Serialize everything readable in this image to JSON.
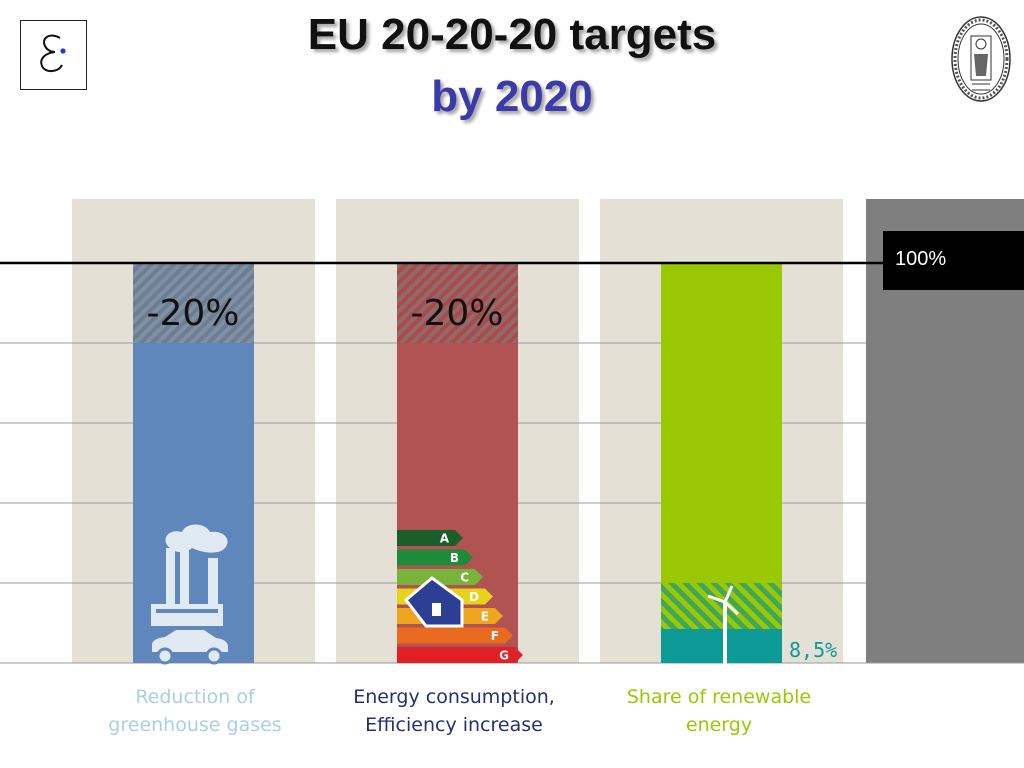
{
  "title": {
    "line1": "EU 20-20-20 targets",
    "line2": "by 2020"
  },
  "colors": {
    "greenhouse": "#5f87bb",
    "energy": "#b25353",
    "renewable": "#9bc804",
    "renewable_current": "#0d9a96",
    "panel": "#e4e0d5",
    "reference": "#7f7f7f"
  },
  "chart_data": {
    "type": "bar",
    "ylim": [
      0,
      100
    ],
    "reference_label": "100%",
    "bars": [
      {
        "category": "Reduction of greenhouse gases",
        "value": 100,
        "target_reduction": 20,
        "target_label": "-20%"
      },
      {
        "category": "Energy consumption, Efficiency increase",
        "value": 100,
        "target_reduction": 20,
        "target_label": "-20%",
        "energy_classes": [
          "A",
          "B",
          "C",
          "D",
          "E",
          "F",
          "G"
        ]
      },
      {
        "category": "Share of renewable energy",
        "value": 100,
        "current_share": 8.5,
        "current_label": "8,5%",
        "target_share": 20
      }
    ]
  },
  "labels": {
    "greenhouse": [
      "Reduction of",
      "greenhouse gases"
    ],
    "energy": [
      "Energy consumption,",
      "Efficiency increase"
    ],
    "renewable": [
      "Share of renewable",
      "energy"
    ]
  }
}
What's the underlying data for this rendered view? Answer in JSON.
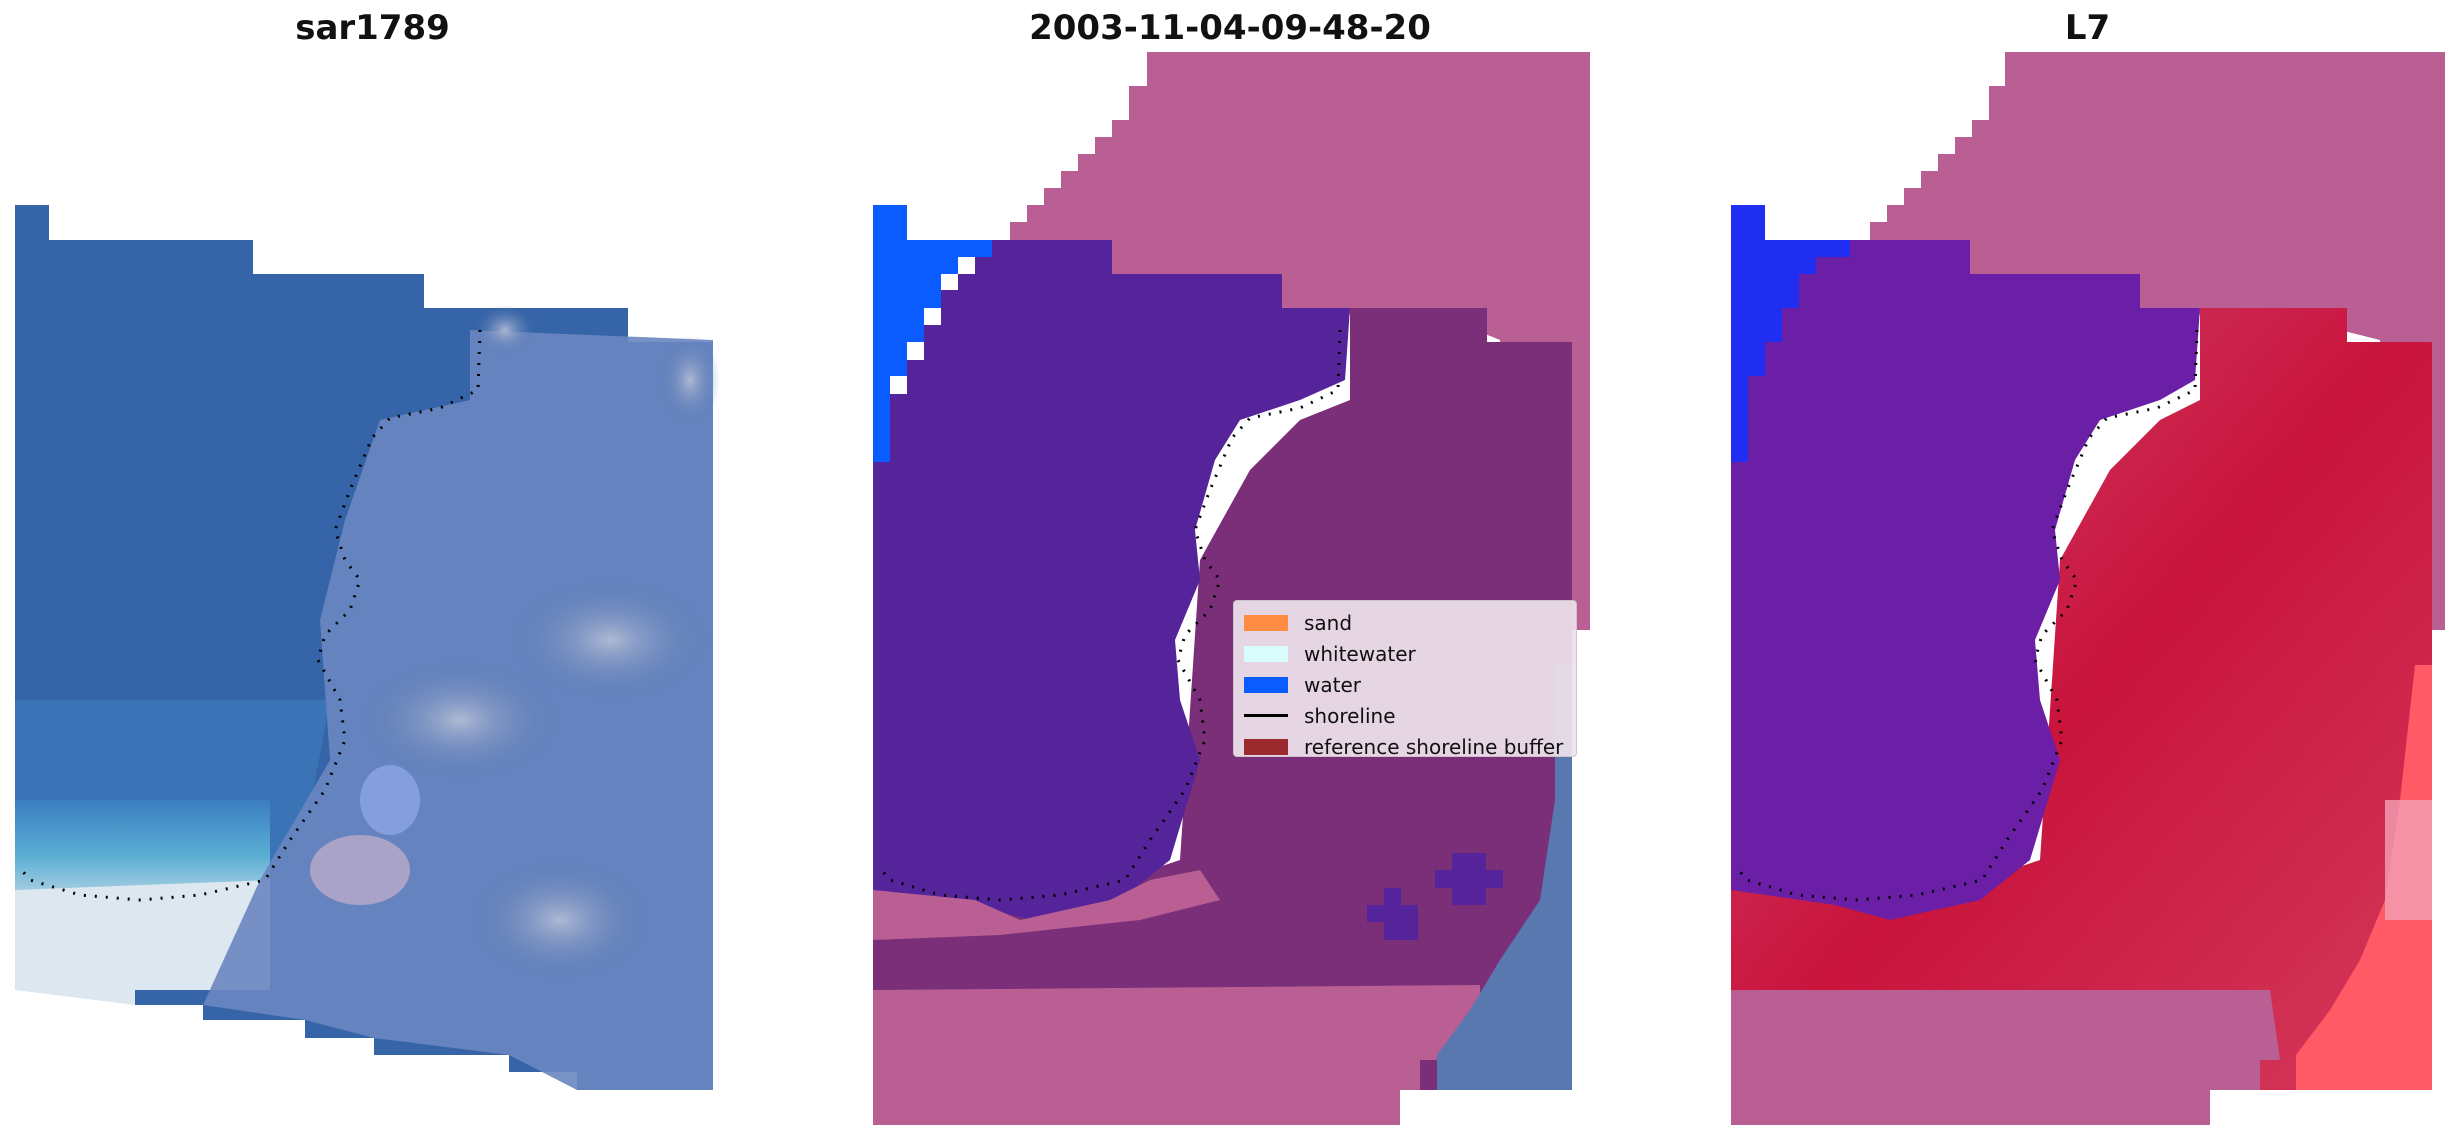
{
  "panels": [
    {
      "title": "sar1789"
    },
    {
      "title": "2003-11-04-09-48-20"
    },
    {
      "title": "L7"
    }
  ],
  "legend": {
    "items": [
      {
        "label": "sand",
        "kind": "patch",
        "color": "#ff8c42"
      },
      {
        "label": "whitewater",
        "kind": "patch",
        "color": "#d9fcfc"
      },
      {
        "label": "water",
        "kind": "patch",
        "color": "#0a5cff"
      },
      {
        "label": "shoreline",
        "kind": "line",
        "color": "#000000"
      },
      {
        "label": "reference shoreline buffer",
        "kind": "patch",
        "color": "#9b2a2e"
      }
    ]
  },
  "colors": {
    "rgb_water": "#3564a8",
    "buffer_overlay": "#b95f94",
    "classified_water_region": "#55239a",
    "classified_water_bright": "#0a5cff",
    "land_overlay": "#7a2f78",
    "index_high": "#c9143c",
    "index_low": "#6a1fa6"
  }
}
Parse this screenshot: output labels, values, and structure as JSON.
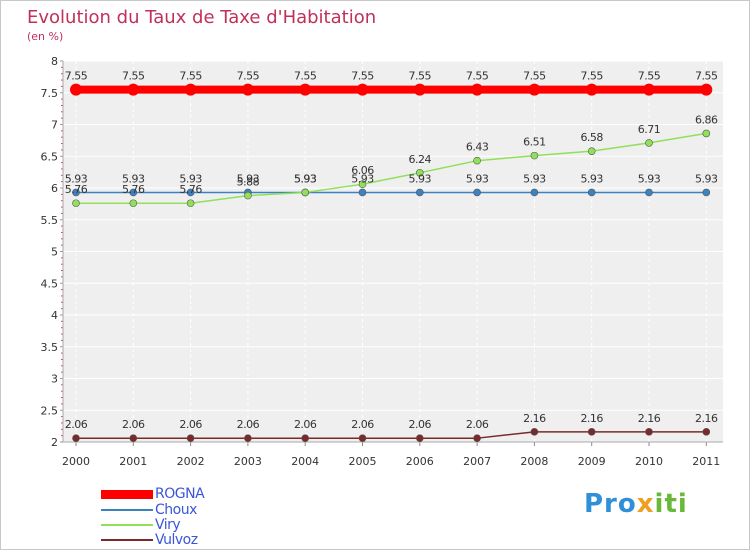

--

-- Directions for this task --
Using the material above, set down every line exactly, but skip the pictures.

-- Answer to this task --
Serialize everything readable in this image to JSON.
{
  "title": {
    "line1": "EU 20-20-20 targets",
    "line2": "by 2020"
  },
  "colors": {
    "greenhouse": "#5f87bb",
    "energy": "#b25353",
    "renewable": "#9bc804",
    "renewable_current": "#0d9a96",
    "panel": "#e4e0d5",
    "reference": "#7f7f7f"
  },
  "chart_data": {
    "type": "bar",
    "ylim": [
      0,
      100
    ],
    "reference_label": "100%",
    "bars": [
      {
        "category": "Reduction of greenhouse gases",
        "value": 100,
        "target_reduction": 20,
        "target_label": "-20%"
      },
      {
        "category": "Energy consumption, Efficiency increase",
        "value": 100,
        "target_reduction": 20,
        "target_label": "-20%",
        "energy_classes": [
          "A",
          "B",
          "C",
          "D",
          "E",
          "F",
          "G"
        ]
      },
      {
        "category": "Share of renewable energy",
        "value": 100,
        "current_share": 8.5,
        "current_label": "8,5%",
        "target_share": 20
      }
    ]
  },
  "labels": {
    "greenhouse": [
      "Reduction of",
      "greenhouse gases"
    ],
    "energy": [
      "Energy consumption,",
      "Efficiency increase"
    ],
    "renewable": [
      "Share of renewable",
      "energy"
    ]
  }
}
What's the underlying data for this rendered view? Answer in JSON.
{
  "panels": [
    {
      "title": "sar1789"
    },
    {
      "title": "2003-11-04-09-48-20"
    },
    {
      "title": "L7"
    }
  ],
  "legend": {
    "items": [
      {
        "label": "sand",
        "kind": "patch",
        "color": "#ff8c42"
      },
      {
        "label": "whitewater",
        "kind": "patch",
        "color": "#d9fcfc"
      },
      {
        "label": "water",
        "kind": "patch",
        "color": "#0a5cff"
      },
      {
        "label": "shoreline",
        "kind": "line",
        "color": "#000000"
      },
      {
        "label": "reference shoreline buffer",
        "kind": "patch",
        "color": "#9b2a2e"
      }
    ]
  },
  "colors": {
    "rgb_water": "#3564a8",
    "buffer_overlay": "#b95f94",
    "classified_water_region": "#55239a",
    "classified_water_bright": "#0a5cff",
    "land_overlay": "#7a2f78",
    "index_high": "#c9143c",
    "index_low": "#6a1fa6"
  }
}
Parse this screenshot: output labels, values, and structure as JSON.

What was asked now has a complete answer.